▶ Dataset records:
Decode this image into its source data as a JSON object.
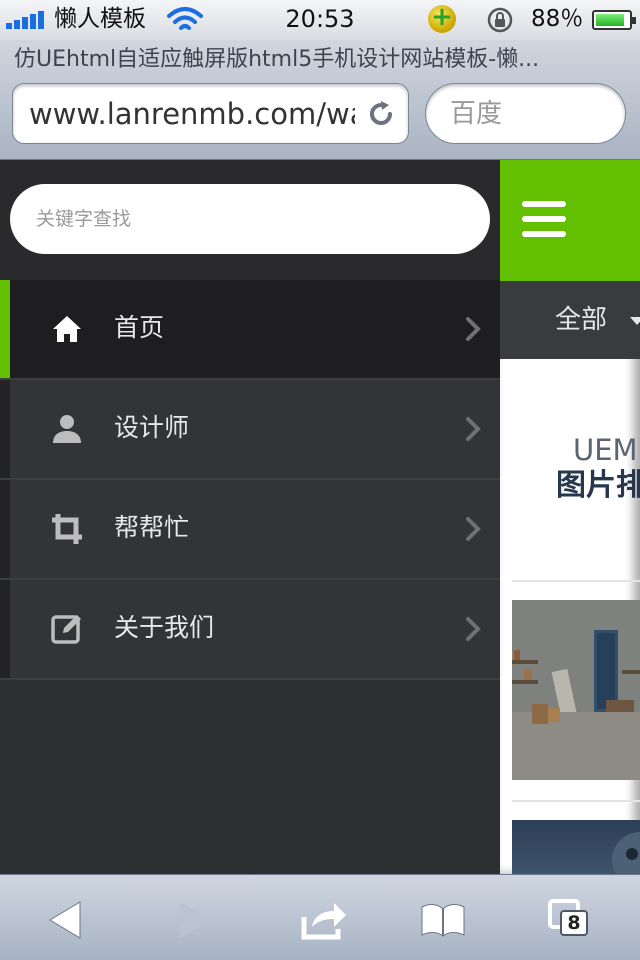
{
  "status_bar": {
    "carrier": "懒人模板",
    "time": "20:53",
    "battery_percent": "88％",
    "battery_level": 0.88,
    "icons": [
      "signal-icon",
      "wifi-icon",
      "app-badge-icon",
      "rotation-lock-icon",
      "battery-icon"
    ]
  },
  "browser": {
    "page_title": "仿UEhtml自适应触屏版html5手机设计网站模板-懒...",
    "url": "www.lanrenmb.com/wap",
    "search_placeholder": "百度",
    "tab_count": "8",
    "toolbar_icons": [
      "back-icon",
      "forward-icon",
      "share-icon",
      "bookmarks-icon",
      "tabs-icon"
    ]
  },
  "side_menu": {
    "search_placeholder": "关键字查找",
    "items": [
      {
        "label": "首页",
        "icon": "home-icon",
        "active": true
      },
      {
        "label": "设计师",
        "icon": "user-icon",
        "active": false
      },
      {
        "label": "帮帮忙",
        "icon": "crop-icon",
        "active": false
      },
      {
        "label": "关于我们",
        "icon": "edit-icon",
        "active": false
      }
    ]
  },
  "main": {
    "filter_label": "全部",
    "hero_en": "UEM",
    "hero_cn": "图片排"
  },
  "colors": {
    "accent": "#63c000",
    "menu_bg": "#333438",
    "menu_active_bg": "#1e1e20"
  }
}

▶ Stated task: In the copy, include no pictures; restate the listing above exactly.

▶ The solution:
Decode this image into its source data as a JSON object.
{
  "status_bar": {
    "carrier": "懒人模板",
    "time": "20:53",
    "battery_percent": "88％",
    "battery_level": 0.88,
    "icons": [
      "signal-icon",
      "wifi-icon",
      "app-badge-icon",
      "rotation-lock-icon",
      "battery-icon"
    ]
  },
  "browser": {
    "page_title": "仿UEhtml自适应触屏版html5手机设计网站模板-懒...",
    "url": "www.lanrenmb.com/wap",
    "search_placeholder": "百度",
    "tab_count": "8",
    "toolbar_icons": [
      "back-icon",
      "forward-icon",
      "share-icon",
      "bookmarks-icon",
      "tabs-icon"
    ]
  },
  "side_menu": {
    "search_placeholder": "关键字查找",
    "items": [
      {
        "label": "首页",
        "icon": "home-icon",
        "active": true
      },
      {
        "label": "设计师",
        "icon": "user-icon",
        "active": false
      },
      {
        "label": "帮帮忙",
        "icon": "crop-icon",
        "active": false
      },
      {
        "label": "关于我们",
        "icon": "edit-icon",
        "active": false
      }
    ]
  },
  "main": {
    "filter_label": "全部",
    "hero_en": "UEM",
    "hero_cn": "图片排"
  },
  "colors": {
    "accent": "#63c000",
    "menu_bg": "#333438",
    "menu_active_bg": "#1e1e20"
  }
}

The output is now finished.